Count how many lines include "sarīkot" and answer with that number only.

Collected data entries
——————
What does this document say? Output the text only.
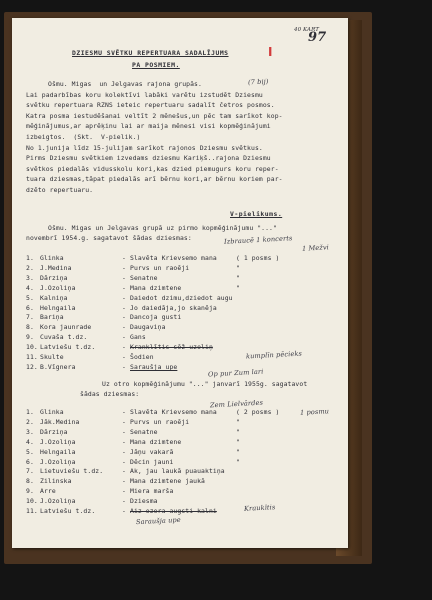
40 KART
97
I
DZIESMU SVĒTKU REPERTUARA SADALĪJUMS
PA POSMIEM.
Ošmu. Migas  un Jelgavas rajona grupās.
Lai padarbības koru kolektīvi labāki varētu izstudēt Dziesmu
svētku repertuara RZNS ieteic repertuaru sadalīt četros posmos.
Katra posma iestudēšanai veltīt 2 mēnešus,un pēc tam sarīkot kop-
mēģinājumus,ar aprēķinu lai ar maija mēnesi visi kopmēģinājumi
izbeigtos.  (Skt.  V-pielik.)
No 1.junija līdz 15-julijam sarīkot rajonos Dziesmu svētkus.
Pirms Dziesmu svētkiem izvedams dziesmu Kariķš..rajona Dziesmu
svētkos piedalās vidusskolu kori,kas dzied piemugurs koru reper-
tuara dziesmas,tāpat piedalās arī bērnu kori,ar bērnu koriem par-
dzēto repertuaru.
(7 bij)
V-pielikums.
Ošmu. Migas un Jelgavas grupā uz pirmo kopmēģinājumu "..."
novembrī 1954.g. sagatavot šādas dziesmas:	Izbraucē 1 koncerts
1 Mežvi
1. Glinka	Slavēta Krievsemo mana	( 1 posms )
-
2. J.Medina	Purvs un raoēji	"
-
3. Dārziņa	Senatne	"
-
4. J.Ozoliņa	Mana dzimtene	"
-
5. Kalniņa	Daiedot dzimu,dziedot augu
-
6. Helngaila	Jo daiedāja,jo skanēja
-
7. Bariņa	Dancoja gusti
-
8. Kora jaunrade	Daugaviņa
-
9. Cuvaša t.dz.	Gans
-
10. Latviešu t.dz.	Kranklītis sēž uzoliņ
-
11. Skulte	Šodien
-
12. B.Vīgnera	Saraušja upe
-
kumplīn pēcieks
Op pur Zum lari
Uz otro kopmēģinājumu "..." janvarī 1955g. sagatavot
šādas dziesmas:
Zem Lielvārdes
1 posmu
1. Glinka	Slavēta Krievsemo mana	( 2 posms )
-
2. Jāk.Medina	Purvs un raoēji	"
-
3. Dārziņa	Senatne	"
-
4. J.Ozoliņa	Mana dzimtene	"
-
5. Helngaila	Jāņu vakarā	"
-
6. J.Ozoliņa	Dēcin jauni	"
-
7. Lietuviešu t.dz.	Ak, jau laukā puauaktiņa
-
8. Zilinska	Mana dzimtene jaukā
-
9. Arre	Miera marša
-
10. J.Ozoliņa	Dziesma
-
11. Latviešu t.dz.	Aiz ozera augsti kalni
-	Kraukītis
Saraušja upe
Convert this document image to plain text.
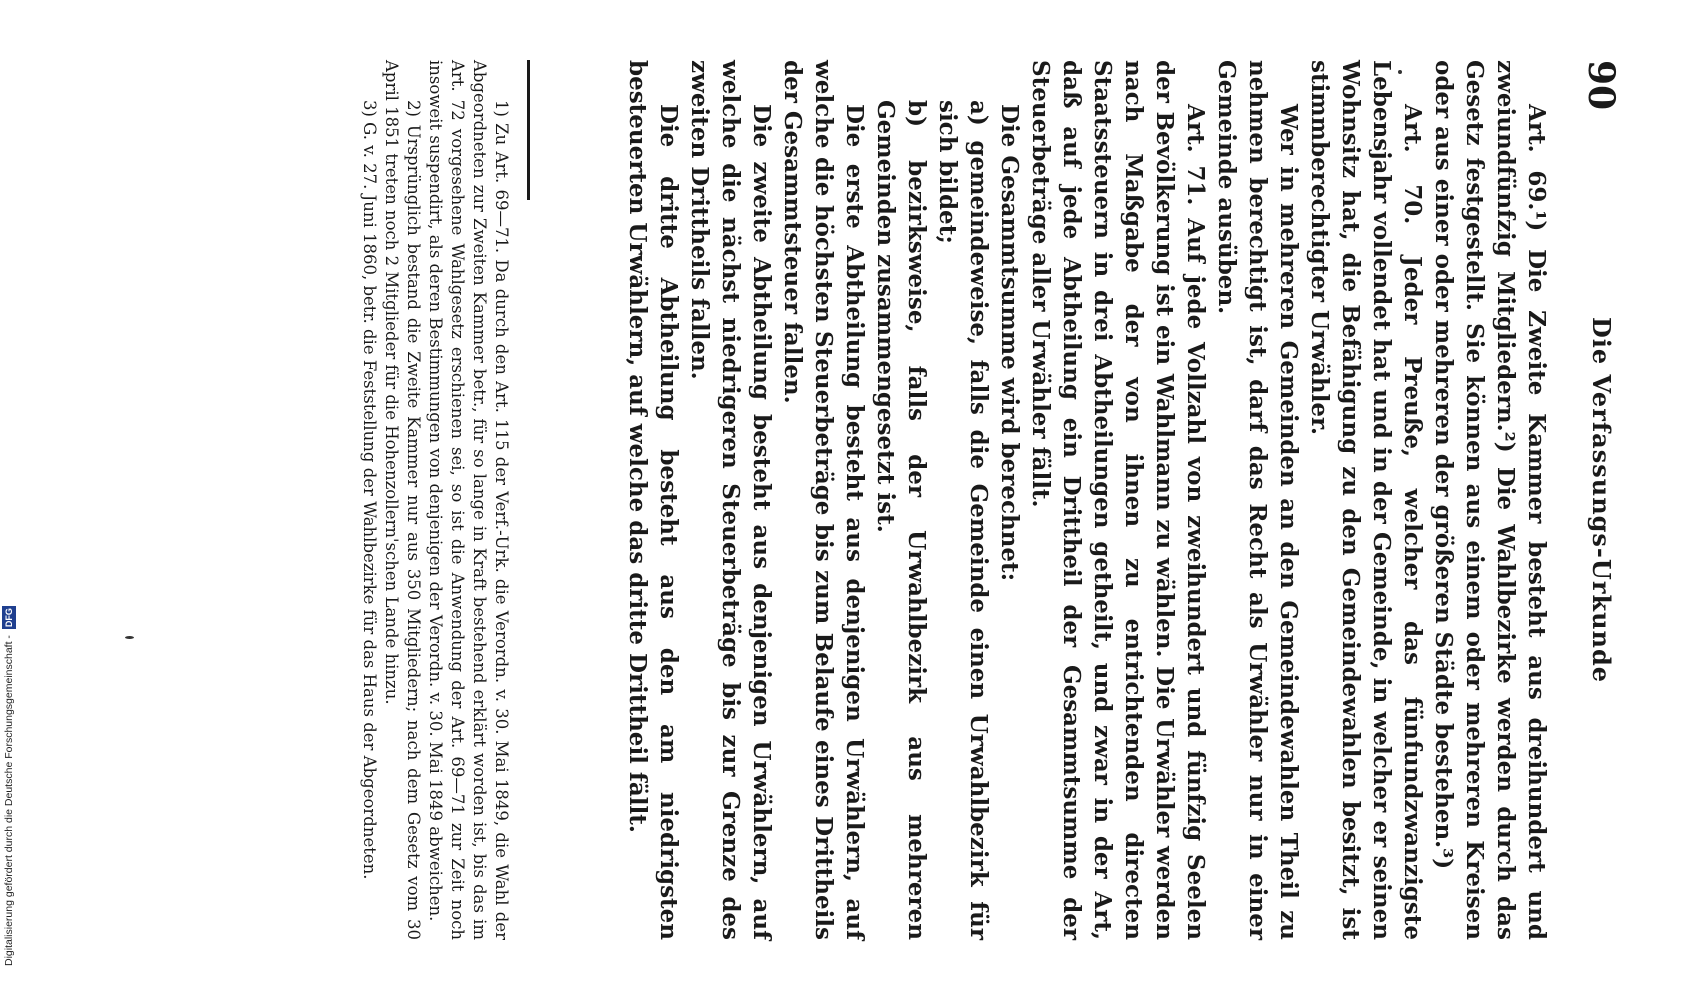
Digitalisierung gefördert durch die Deutsche Forschungsgemeinschaft - DFG
90
Die Verfassungs-Urkunde

Art. 69.¹) Die Zweite Kammer besteht aus dreihundert und zweiundfünfzig Mitgliedern.²) Die Wahlbezirke werden durch das Gesetz festgestellt. Sie können aus einem oder mehreren Kreisen oder aus einer oder mehreren der größeren Städte bestehen.³)

Art. 70. Jeder Preuße, welcher das fünfundzwanzigste Lebensjahr vollendet hat und in der Gemeinde, in welcher er seinen Wohnsitz hat, die Befähigung zu den Gemeindewahlen besitzt, ist stimmberechtigter Urwähler.

Wer in mehreren Gemeinden an den Gemeindewahlen Theil zu nehmen berechtigt ist, darf das Recht als Urwähler nur in einer Gemeinde ausüben.

Art. 71. Auf jede Vollzahl von zweihundert und fünfzig Seelen der Bevölkerung ist ein Wahlmann zu wählen. Die Urwähler werden nach Maßgabe der von ihnen zu entrichtenden directen Staatssteuern in drei Abtheilungen getheilt, und zwar in der Art, daß auf jede Abtheilung ein Drittheil der Gesammtsumme der Steuerbeträge aller Urwähler fällt.

Die Gesammtsumme wird berechnet:

a) gemeindeweise, falls die Gemeinde einen Urwahlbezirk für sich bildet;

b) bezirksweise, falls der Urwahlbezirk aus mehreren Gemeinden zusammengesetzt ist.

Die erste Abtheilung besteht aus denjenigen Urwählern, auf welche die höchsten Steuerbeträge bis zum Belaufe eines Drittheils der Gesammtsteuer fallen.

Die zweite Abtheilung besteht aus denjenigen Urwählern, auf welche die nächst niedrigeren Steuerbeträge bis zur Grenze des zweiten Drittheils fallen.

Die dritte Abtheilung besteht aus den am niedrigsten besteuerten Urwählern, auf welche das dritte Drittheil fällt.

1) Zu Art. 69—71. Da durch den Art. 115 der Verf.-Urk. die Verordn. v. 30. Mai 1849, die Wahl der Abgeordneten zur Zweiten Kammer betr., für so lange in Kraft bestehend erklärt worden ist, bis das im Art. 72 vorgesehene Wahlgesetz erschienen sei, so ist die Anwendung der Art. 69—71 zur Zeit noch insoweit suspendirt, als deren Bestimmungen von denjenigen der Verordn. v. 30. Mai 1849 abweichen.

2) Ursprünglich bestand die Zweite Kammer nur aus 350 Mitgliedern; nach dem Gesetz vom 30 April 1851 treten noch 2 Mitglieder für die Hohenzollern'schen Lande hinzu.

3) G. v. 27. Juni 1860, betr. die Feststellung der Wahlbezirke für das Haus der Abgeordneten.
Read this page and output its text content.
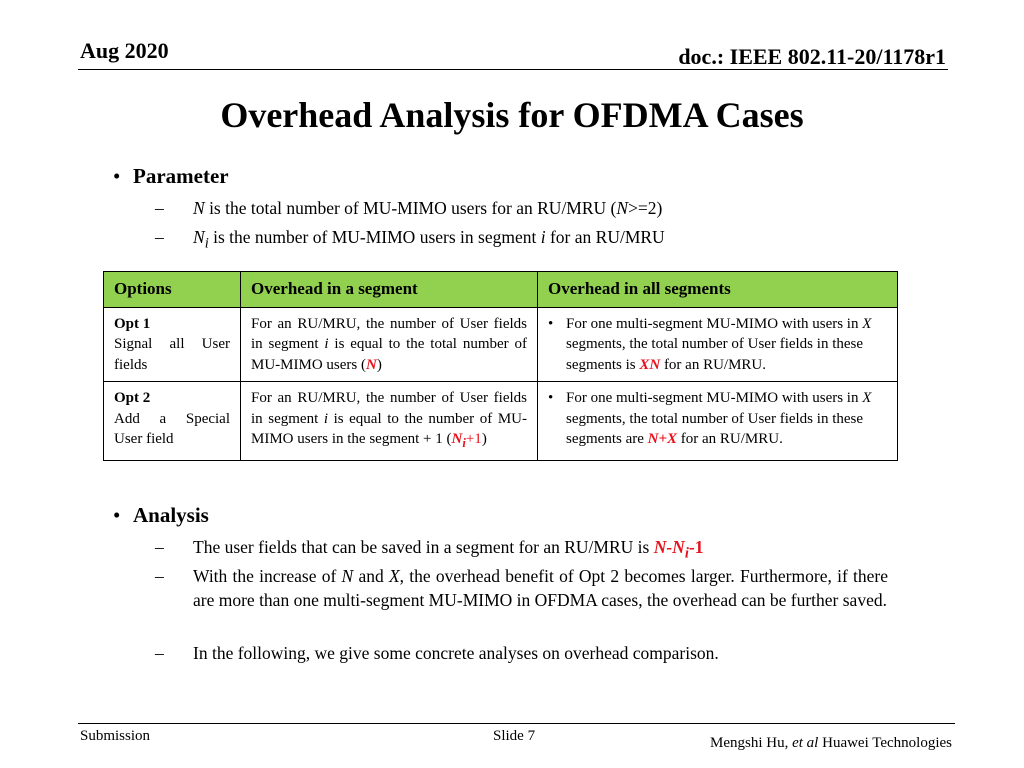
Aug 2020	doc.: IEEE 802.11-20/1178r1
Overhead Analysis for OFDMA Cases
• Parameter
– N is the total number of MU-MIMO users for an RU/MRU (N>=2)
– $N_i$ is the number of MU-MIMO users in segment i for an RU/MRU
Options	Overhead in a segment	Overhead in all segments

Opt 1
Signal all User fields	For an RU/MRU, the number of User fields in segment i is equal to the total number of MU-MIMO users (N)	• For one multi-segment MU-MIMO with users in X segments, the total number of User fields in these segments is XN for an RU/MRU.

Opt 2
Add a Special User field	For an RU/MRU, the number of User fields in segment i is equal to the number of MU-MIMO users in the segment + 1 $(N_i+1)$	• For one multi-segment MU-MIMO with users in X segments, the total number of User fields in these segments are N+X for an RU/MRU.
• Analysis
– The user fields that can be saved in a segment for an RU/MRU is $N-N_i-1$
– With the increase of N and X, the overhead benefit of Opt 2 becomes larger. Furthermore, if there are more than one multi-segment MU-MIMO in OFDMA cases, the overhead can be further saved.
– In the following, we give some concrete analyses on overhead comparison.
Submission	Slide 7	Mengshi Hu, et al Huawei Technologies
——————
* _OUTPUT BELOW_
2